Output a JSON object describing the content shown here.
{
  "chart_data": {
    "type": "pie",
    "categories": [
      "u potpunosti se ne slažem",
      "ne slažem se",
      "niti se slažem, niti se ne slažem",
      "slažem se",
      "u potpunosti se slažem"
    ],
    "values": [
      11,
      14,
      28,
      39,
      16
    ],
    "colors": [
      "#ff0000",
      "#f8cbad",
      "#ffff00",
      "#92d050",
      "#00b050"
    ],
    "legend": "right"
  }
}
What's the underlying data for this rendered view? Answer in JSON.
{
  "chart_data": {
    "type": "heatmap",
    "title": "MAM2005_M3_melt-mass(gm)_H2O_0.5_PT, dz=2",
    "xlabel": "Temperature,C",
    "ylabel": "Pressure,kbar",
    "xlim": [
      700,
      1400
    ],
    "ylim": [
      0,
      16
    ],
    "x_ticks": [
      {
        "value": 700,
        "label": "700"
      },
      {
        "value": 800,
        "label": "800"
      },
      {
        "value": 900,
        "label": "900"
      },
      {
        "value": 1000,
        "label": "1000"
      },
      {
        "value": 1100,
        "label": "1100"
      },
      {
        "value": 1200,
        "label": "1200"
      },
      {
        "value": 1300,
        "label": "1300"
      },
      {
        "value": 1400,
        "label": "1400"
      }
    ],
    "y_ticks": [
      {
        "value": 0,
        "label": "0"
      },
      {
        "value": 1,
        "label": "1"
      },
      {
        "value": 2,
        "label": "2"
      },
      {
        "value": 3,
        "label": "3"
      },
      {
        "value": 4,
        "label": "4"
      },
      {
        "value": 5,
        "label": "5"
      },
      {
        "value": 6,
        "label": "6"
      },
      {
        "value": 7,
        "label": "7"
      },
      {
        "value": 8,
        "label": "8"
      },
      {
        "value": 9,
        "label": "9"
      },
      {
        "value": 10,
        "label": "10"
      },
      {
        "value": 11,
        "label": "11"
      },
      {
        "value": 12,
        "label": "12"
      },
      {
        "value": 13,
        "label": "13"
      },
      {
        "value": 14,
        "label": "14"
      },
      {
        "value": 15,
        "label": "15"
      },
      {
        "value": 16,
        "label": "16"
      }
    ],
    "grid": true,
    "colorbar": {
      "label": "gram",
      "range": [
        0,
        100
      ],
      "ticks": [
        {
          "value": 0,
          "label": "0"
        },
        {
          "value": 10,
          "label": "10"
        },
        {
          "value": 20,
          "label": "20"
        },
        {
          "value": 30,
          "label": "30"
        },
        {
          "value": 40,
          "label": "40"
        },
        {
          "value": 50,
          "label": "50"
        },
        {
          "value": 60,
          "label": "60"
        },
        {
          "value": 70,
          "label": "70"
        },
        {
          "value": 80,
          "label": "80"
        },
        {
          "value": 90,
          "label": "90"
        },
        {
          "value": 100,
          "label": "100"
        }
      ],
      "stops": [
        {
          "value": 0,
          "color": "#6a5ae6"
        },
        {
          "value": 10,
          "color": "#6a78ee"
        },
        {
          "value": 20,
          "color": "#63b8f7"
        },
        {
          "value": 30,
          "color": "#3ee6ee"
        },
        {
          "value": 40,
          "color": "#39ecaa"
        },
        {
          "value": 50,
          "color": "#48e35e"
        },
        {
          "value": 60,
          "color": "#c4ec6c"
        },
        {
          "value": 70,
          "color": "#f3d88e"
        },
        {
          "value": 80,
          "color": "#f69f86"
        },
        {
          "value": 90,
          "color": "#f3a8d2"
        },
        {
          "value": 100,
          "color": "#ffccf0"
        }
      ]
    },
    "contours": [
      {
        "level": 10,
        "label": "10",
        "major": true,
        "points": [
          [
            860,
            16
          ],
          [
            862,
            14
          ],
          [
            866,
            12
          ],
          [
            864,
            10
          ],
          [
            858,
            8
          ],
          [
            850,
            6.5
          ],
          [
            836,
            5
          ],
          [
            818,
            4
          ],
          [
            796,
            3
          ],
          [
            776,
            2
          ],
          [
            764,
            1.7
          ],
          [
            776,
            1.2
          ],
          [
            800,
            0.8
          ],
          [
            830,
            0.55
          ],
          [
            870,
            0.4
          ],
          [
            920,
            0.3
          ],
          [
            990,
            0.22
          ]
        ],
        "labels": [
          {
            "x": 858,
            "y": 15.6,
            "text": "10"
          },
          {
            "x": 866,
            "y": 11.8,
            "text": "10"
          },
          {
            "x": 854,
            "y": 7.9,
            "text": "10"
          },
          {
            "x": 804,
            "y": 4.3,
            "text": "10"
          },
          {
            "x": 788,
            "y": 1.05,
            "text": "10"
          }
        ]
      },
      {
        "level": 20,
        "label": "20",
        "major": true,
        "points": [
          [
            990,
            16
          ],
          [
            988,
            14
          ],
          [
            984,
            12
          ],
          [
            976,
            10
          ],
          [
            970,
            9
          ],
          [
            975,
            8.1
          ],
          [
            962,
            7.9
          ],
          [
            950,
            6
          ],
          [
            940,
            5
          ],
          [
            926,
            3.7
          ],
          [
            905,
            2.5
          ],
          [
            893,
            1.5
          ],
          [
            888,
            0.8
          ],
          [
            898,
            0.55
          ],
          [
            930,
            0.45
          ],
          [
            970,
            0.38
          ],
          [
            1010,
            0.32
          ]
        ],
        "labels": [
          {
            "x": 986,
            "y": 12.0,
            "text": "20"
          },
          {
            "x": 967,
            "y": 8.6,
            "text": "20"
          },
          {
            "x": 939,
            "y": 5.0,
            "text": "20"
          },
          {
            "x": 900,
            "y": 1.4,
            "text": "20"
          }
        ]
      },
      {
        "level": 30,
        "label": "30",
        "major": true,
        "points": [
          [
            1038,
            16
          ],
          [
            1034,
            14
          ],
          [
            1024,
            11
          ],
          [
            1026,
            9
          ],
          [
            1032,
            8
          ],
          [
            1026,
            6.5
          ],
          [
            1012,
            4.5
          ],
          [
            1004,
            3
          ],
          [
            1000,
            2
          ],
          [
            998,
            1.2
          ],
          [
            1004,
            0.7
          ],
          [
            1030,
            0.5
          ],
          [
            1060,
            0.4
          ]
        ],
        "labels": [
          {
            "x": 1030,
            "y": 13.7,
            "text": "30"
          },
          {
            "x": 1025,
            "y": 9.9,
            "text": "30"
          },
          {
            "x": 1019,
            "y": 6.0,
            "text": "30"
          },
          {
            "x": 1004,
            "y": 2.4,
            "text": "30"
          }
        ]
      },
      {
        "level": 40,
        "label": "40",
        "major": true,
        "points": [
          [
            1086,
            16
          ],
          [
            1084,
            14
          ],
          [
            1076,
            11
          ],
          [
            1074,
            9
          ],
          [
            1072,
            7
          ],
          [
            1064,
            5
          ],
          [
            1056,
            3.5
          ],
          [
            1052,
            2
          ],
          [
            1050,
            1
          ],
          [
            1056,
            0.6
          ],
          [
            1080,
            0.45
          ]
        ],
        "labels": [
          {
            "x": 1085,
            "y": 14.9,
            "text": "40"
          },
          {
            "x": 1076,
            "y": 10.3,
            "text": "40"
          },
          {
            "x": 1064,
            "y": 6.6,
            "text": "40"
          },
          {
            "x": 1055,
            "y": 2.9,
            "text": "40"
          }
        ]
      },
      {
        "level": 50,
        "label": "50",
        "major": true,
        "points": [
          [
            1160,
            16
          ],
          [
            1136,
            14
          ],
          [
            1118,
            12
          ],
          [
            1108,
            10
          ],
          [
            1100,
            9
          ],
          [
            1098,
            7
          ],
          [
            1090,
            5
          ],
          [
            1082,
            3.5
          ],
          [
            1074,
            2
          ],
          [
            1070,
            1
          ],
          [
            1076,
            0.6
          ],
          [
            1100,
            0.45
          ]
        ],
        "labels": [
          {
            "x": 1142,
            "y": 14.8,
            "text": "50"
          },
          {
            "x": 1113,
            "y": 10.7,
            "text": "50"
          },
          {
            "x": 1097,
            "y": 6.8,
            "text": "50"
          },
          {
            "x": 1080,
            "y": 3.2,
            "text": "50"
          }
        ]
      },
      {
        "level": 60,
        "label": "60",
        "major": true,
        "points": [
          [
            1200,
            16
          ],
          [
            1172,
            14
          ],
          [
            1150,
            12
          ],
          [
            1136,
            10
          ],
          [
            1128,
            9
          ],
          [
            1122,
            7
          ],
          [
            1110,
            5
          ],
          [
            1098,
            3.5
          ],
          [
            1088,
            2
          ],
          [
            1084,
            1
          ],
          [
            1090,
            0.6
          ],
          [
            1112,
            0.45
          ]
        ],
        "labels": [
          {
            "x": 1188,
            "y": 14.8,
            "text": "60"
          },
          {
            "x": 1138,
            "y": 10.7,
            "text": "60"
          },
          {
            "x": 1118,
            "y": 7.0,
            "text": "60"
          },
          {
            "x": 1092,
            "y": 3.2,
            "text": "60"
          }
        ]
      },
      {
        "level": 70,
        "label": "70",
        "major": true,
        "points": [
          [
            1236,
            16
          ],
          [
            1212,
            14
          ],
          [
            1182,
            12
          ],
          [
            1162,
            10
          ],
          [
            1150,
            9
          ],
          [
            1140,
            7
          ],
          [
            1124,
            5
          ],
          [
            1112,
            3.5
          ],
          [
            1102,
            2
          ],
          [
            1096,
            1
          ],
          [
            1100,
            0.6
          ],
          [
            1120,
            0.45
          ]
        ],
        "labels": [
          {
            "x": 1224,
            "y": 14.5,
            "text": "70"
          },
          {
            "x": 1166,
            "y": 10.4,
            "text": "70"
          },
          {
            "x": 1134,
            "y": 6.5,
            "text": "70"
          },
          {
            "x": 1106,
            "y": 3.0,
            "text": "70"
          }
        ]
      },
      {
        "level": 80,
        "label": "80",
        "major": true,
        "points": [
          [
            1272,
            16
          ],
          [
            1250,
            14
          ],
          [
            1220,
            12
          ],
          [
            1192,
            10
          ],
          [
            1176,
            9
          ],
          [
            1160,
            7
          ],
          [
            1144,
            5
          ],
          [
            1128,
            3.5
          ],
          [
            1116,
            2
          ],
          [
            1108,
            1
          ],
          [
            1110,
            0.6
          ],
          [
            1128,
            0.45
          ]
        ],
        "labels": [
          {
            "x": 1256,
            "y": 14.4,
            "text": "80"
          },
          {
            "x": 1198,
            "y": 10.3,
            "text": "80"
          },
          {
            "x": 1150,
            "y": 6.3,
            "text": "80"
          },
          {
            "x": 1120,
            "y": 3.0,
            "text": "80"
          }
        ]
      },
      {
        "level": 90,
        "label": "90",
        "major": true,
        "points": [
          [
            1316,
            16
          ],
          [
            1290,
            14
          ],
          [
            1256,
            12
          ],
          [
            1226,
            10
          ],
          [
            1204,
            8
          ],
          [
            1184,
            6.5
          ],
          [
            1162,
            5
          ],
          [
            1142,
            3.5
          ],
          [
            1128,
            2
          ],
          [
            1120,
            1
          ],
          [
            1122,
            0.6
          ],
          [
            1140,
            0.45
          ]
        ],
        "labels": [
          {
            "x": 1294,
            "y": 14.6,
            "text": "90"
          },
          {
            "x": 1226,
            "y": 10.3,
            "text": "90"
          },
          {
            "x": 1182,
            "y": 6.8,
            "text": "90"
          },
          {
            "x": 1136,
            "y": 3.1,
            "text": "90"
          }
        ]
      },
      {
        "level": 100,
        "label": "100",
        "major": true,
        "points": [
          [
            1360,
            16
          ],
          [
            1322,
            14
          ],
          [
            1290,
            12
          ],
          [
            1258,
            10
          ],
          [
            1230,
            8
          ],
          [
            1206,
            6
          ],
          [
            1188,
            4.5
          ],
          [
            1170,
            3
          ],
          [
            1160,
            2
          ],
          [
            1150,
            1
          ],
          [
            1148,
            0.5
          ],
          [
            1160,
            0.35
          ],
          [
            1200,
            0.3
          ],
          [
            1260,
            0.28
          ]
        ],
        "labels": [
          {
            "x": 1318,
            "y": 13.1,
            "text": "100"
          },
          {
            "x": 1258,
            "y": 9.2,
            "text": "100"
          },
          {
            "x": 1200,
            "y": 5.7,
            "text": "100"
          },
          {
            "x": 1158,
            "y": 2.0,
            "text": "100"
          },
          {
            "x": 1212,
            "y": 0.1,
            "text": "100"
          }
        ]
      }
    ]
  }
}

□ □ □ □

> **Problem to solve**: The answer should be a single number: the count of lines in the data that include the string "potpunosti".

> **Output for this task**: 2